### WHAT IS NEEDED
Tally the lines that contain the string "Mayús" and give the number by itself.

### RAW DATA
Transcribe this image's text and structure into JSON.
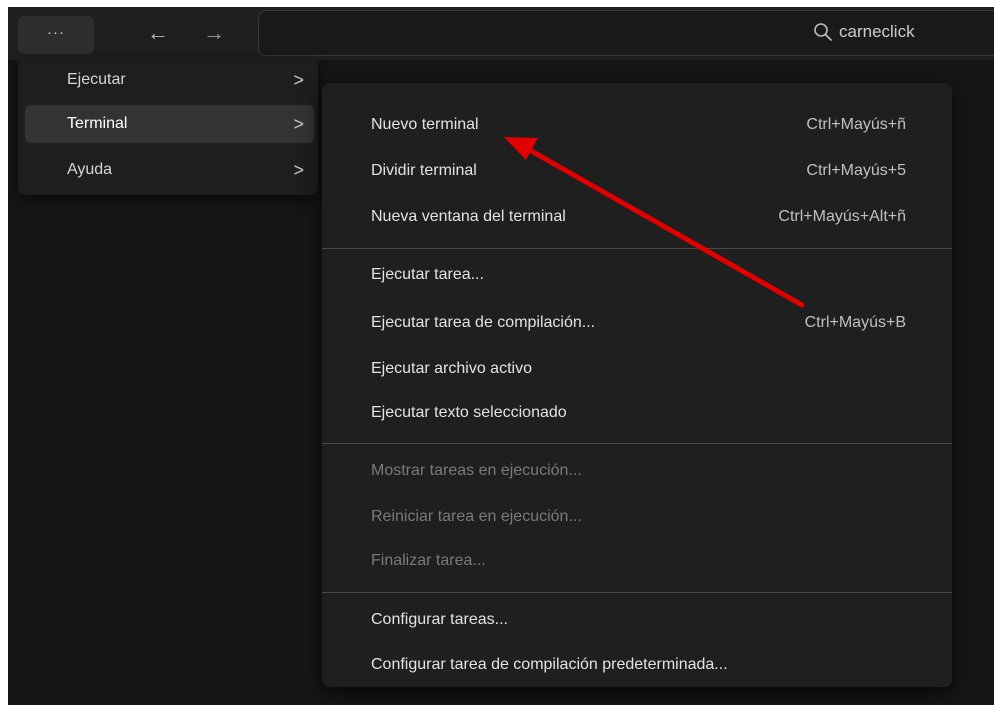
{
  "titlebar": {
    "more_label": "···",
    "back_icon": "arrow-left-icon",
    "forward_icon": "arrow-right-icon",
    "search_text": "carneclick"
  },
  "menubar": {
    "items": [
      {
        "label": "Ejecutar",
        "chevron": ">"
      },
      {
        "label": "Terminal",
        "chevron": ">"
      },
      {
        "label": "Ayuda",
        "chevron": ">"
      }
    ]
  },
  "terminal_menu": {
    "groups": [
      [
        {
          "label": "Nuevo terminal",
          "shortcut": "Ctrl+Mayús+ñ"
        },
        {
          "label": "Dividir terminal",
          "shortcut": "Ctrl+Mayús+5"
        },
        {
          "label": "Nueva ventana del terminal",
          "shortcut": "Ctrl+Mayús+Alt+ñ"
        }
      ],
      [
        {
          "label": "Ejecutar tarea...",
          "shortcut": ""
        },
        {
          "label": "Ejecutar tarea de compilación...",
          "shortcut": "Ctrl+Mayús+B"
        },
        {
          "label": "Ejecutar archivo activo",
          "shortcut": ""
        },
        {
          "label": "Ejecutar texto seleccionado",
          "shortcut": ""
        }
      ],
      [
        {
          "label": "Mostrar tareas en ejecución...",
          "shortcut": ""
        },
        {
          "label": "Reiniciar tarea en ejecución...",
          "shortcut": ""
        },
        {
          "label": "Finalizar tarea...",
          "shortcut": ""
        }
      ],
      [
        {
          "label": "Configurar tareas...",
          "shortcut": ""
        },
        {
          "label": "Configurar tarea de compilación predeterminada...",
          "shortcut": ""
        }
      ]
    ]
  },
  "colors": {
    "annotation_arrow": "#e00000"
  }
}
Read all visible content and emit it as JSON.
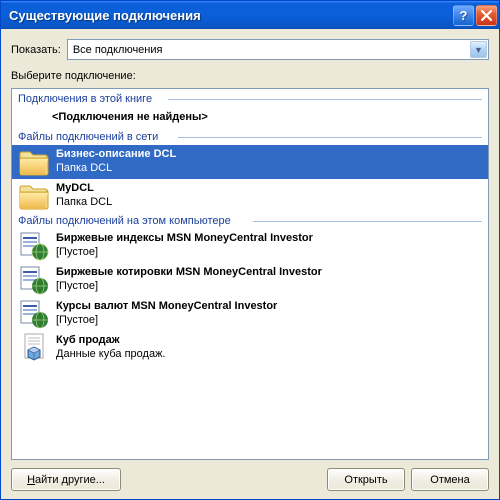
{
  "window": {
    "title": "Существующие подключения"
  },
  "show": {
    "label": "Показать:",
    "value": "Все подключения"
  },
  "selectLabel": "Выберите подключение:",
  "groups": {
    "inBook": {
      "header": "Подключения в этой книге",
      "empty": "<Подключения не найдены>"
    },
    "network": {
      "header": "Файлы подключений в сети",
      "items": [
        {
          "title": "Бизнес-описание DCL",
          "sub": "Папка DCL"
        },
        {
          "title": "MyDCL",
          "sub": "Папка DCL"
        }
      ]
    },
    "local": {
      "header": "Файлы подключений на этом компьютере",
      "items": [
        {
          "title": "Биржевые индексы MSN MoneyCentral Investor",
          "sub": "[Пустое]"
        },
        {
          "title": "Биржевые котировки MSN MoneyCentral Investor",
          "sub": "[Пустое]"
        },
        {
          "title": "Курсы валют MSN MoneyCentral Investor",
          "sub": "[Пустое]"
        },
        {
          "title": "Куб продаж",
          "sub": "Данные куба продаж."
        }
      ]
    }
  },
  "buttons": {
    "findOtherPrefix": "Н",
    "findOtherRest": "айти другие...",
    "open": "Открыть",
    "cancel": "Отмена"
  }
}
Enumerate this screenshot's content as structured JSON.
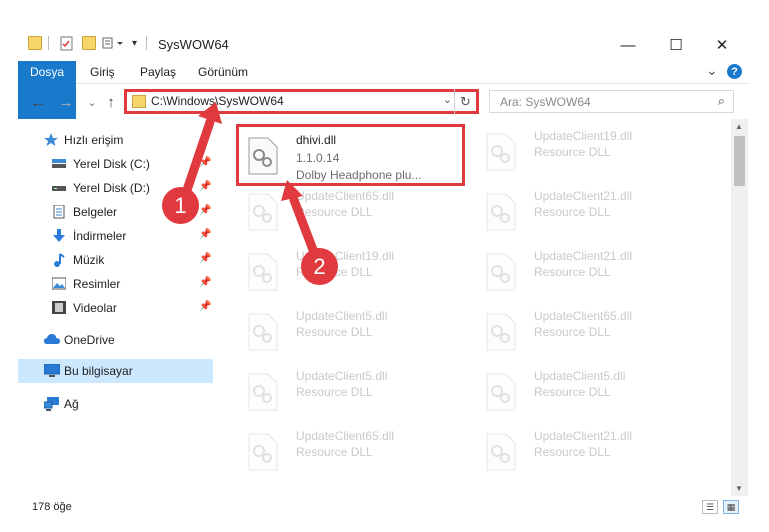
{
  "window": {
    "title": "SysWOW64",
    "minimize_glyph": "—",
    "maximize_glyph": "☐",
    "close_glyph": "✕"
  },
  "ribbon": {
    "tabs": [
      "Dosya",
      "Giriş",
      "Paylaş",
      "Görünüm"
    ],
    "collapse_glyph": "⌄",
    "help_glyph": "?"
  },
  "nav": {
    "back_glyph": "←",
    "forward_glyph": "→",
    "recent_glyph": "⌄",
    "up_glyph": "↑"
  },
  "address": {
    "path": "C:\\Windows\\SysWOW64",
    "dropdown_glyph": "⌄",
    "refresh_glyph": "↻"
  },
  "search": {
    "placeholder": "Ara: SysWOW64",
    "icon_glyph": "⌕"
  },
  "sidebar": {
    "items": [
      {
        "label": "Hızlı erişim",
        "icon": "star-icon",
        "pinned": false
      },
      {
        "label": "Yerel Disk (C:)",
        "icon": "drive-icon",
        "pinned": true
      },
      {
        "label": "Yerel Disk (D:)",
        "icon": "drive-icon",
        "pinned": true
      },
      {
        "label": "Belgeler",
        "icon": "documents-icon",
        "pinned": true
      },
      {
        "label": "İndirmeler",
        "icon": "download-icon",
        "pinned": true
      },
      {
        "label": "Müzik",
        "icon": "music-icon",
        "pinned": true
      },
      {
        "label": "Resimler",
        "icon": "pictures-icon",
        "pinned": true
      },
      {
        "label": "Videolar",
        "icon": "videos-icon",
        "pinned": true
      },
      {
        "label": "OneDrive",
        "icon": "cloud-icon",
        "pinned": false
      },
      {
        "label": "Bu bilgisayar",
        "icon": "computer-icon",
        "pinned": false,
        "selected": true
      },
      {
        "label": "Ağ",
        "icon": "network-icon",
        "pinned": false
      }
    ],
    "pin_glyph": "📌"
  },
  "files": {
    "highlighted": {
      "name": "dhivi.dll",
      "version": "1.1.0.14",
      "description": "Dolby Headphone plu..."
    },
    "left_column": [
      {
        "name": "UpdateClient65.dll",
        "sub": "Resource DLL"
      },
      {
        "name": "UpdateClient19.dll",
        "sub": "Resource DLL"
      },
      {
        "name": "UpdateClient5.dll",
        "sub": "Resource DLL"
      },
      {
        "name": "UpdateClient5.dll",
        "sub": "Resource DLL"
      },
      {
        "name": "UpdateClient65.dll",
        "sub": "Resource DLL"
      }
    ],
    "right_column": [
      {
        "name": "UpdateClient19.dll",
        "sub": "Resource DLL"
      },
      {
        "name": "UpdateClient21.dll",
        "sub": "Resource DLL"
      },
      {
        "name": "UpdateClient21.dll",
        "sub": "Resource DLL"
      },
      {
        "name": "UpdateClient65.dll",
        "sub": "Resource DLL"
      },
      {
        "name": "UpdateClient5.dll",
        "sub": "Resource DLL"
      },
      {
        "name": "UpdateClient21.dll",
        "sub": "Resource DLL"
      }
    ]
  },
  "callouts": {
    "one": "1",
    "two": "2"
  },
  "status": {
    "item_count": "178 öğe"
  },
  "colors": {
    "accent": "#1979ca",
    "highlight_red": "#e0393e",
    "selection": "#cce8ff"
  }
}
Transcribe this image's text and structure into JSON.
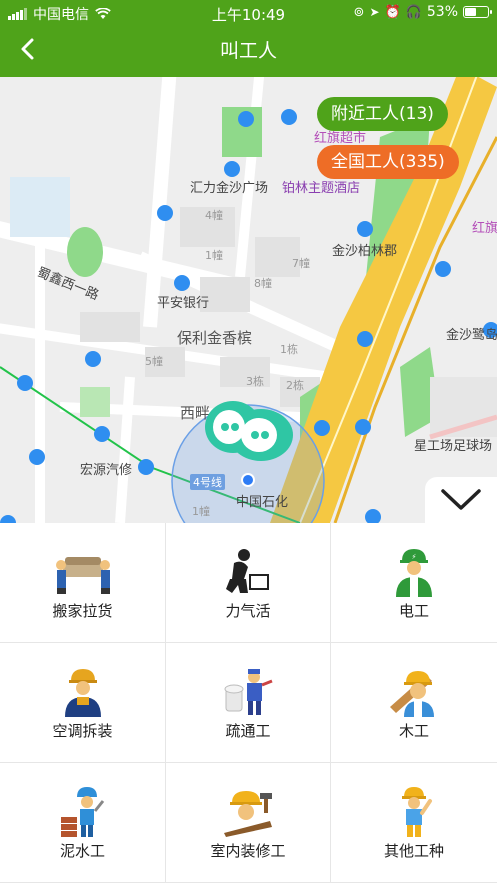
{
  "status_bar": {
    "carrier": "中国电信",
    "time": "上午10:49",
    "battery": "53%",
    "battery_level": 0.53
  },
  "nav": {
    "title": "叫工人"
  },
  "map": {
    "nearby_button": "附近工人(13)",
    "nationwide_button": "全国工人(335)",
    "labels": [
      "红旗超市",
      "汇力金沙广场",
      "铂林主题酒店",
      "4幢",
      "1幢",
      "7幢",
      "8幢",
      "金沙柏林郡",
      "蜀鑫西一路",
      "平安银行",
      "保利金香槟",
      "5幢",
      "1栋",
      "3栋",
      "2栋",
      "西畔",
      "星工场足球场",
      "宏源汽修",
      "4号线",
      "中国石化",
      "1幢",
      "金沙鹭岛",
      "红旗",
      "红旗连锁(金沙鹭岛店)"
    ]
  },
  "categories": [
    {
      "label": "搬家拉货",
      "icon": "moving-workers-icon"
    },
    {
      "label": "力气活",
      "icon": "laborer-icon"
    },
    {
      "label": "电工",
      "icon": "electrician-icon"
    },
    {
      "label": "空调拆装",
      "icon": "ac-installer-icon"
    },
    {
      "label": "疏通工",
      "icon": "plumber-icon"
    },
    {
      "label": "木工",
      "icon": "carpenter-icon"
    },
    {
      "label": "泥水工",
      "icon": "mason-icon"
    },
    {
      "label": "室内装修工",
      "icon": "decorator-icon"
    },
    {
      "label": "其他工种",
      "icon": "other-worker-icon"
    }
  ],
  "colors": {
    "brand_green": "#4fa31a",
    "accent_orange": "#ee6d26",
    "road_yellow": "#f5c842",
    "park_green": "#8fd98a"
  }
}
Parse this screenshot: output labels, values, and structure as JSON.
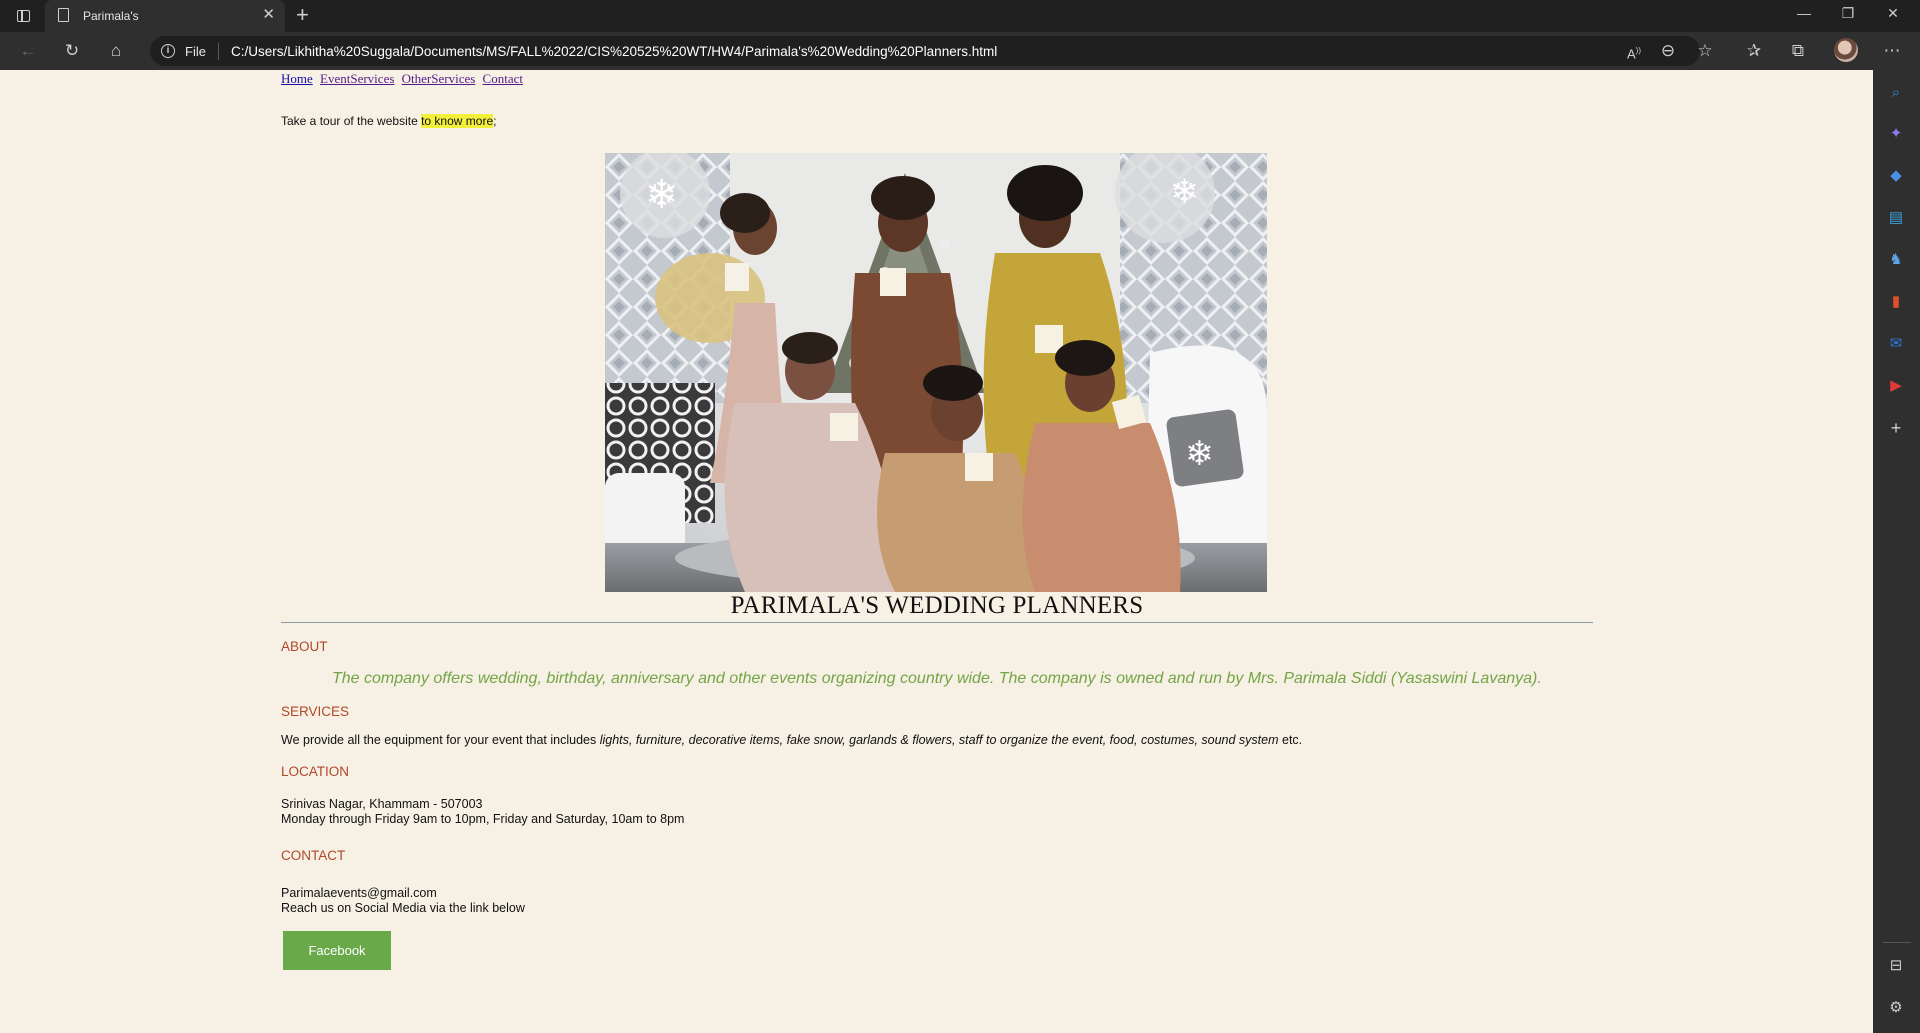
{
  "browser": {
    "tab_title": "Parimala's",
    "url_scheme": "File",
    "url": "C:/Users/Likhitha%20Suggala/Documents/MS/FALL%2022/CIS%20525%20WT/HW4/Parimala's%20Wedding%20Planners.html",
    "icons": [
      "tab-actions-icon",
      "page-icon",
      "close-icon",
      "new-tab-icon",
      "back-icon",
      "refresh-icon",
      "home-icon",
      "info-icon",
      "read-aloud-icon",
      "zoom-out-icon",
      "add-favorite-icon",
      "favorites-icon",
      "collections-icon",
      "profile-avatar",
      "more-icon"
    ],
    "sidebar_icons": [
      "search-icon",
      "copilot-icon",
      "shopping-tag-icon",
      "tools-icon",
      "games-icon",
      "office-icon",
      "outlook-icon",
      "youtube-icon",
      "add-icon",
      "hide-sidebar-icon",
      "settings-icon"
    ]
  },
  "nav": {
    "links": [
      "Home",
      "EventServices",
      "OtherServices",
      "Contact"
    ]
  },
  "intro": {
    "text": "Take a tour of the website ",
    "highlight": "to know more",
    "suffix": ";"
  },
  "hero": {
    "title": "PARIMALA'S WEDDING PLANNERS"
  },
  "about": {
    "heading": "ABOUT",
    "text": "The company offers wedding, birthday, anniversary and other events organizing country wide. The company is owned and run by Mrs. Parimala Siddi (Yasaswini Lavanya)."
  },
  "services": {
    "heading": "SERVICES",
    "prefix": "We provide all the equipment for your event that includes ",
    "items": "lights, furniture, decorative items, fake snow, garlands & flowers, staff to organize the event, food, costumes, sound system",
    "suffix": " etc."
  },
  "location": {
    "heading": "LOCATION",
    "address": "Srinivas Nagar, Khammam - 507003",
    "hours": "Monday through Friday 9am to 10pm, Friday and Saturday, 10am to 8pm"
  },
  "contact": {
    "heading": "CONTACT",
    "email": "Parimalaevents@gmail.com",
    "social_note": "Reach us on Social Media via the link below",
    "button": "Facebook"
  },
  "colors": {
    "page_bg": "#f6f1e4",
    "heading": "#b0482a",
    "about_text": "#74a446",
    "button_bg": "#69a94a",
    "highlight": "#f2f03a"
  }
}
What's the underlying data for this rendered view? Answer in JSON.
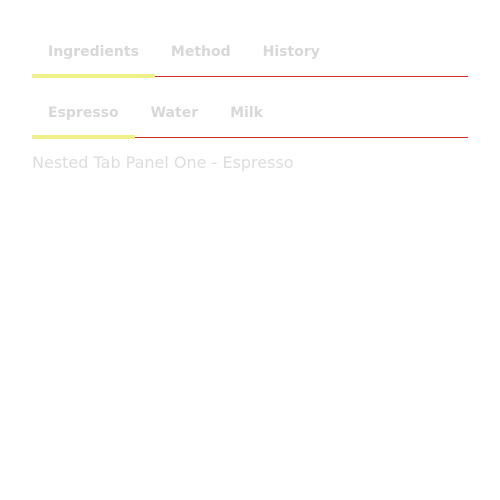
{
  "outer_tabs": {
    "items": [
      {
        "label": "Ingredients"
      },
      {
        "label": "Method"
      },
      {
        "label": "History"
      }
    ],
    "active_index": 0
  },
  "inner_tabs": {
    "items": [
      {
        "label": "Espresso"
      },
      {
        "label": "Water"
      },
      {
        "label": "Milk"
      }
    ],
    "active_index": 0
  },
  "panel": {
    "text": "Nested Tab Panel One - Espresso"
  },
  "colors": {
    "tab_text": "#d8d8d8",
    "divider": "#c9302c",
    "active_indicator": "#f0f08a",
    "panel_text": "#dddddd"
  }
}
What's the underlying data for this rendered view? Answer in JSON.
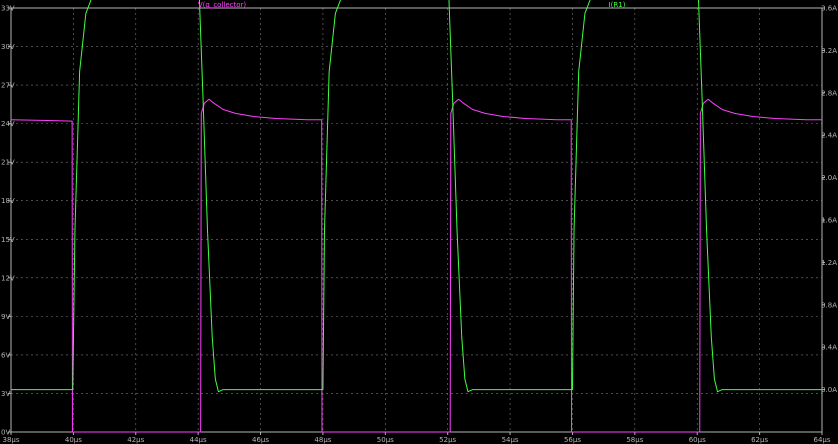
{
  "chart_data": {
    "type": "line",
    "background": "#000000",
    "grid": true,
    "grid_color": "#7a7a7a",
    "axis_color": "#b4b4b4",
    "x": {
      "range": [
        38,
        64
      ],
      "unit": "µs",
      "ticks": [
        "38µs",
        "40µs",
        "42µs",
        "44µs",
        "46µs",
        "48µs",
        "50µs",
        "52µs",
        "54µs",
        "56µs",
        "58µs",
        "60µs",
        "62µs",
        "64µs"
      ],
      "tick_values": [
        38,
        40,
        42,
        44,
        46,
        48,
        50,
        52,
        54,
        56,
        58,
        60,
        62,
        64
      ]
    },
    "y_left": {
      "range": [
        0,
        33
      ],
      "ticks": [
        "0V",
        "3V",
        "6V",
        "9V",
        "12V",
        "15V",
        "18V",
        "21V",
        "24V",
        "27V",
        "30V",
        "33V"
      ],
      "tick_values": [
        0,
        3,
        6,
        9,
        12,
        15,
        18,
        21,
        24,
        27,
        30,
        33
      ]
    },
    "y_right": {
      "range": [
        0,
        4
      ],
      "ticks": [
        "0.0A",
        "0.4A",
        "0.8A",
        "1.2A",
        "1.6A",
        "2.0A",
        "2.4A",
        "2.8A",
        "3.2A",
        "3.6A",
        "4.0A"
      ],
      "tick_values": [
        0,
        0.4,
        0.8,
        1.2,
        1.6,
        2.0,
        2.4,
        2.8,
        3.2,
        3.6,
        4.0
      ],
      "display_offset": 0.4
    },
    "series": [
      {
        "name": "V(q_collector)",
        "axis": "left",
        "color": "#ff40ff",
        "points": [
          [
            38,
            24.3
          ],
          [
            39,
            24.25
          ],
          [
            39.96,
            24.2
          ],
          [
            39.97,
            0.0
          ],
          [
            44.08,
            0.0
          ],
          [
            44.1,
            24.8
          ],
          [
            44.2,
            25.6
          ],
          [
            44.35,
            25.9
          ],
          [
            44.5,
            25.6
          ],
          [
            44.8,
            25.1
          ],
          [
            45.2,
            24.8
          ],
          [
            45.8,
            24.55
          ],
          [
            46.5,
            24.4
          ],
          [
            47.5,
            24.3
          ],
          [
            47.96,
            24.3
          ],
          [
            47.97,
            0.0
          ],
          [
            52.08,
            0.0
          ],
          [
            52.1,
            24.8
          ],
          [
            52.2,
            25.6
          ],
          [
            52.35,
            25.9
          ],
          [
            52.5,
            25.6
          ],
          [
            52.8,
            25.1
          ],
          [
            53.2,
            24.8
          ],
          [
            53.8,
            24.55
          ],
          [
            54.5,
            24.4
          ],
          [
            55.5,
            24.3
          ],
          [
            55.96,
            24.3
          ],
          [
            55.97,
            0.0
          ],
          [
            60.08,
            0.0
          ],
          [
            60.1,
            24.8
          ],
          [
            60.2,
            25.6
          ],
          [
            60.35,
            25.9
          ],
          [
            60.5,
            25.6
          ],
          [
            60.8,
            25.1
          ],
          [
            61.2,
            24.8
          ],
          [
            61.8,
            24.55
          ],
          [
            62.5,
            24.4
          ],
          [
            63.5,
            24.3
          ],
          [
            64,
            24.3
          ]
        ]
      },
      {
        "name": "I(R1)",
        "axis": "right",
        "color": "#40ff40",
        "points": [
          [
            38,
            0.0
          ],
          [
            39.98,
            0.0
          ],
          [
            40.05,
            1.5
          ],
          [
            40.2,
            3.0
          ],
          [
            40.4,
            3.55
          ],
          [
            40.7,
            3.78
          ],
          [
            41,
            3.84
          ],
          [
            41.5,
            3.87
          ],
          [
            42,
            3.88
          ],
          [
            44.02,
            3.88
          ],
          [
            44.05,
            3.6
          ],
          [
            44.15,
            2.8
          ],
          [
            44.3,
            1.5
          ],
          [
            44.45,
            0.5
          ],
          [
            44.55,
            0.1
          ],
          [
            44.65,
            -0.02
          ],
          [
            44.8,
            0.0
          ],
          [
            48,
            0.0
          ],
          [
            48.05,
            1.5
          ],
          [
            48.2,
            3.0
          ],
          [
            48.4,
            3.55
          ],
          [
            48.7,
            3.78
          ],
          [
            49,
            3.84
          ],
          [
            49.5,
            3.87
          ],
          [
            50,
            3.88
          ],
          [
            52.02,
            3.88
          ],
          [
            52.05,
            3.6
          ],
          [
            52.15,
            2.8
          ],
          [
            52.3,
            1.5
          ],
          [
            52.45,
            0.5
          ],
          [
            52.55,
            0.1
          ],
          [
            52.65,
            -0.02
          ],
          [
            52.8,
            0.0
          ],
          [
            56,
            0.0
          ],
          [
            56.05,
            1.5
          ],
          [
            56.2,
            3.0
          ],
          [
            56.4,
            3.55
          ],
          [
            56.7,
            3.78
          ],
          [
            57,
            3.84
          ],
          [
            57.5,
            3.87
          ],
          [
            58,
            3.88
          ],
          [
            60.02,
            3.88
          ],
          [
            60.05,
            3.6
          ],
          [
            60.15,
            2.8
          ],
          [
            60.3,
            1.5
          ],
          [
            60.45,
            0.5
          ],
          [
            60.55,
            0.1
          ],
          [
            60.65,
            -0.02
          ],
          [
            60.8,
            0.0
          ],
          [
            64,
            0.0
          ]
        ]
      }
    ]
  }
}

### EXERCISE ANSWER
4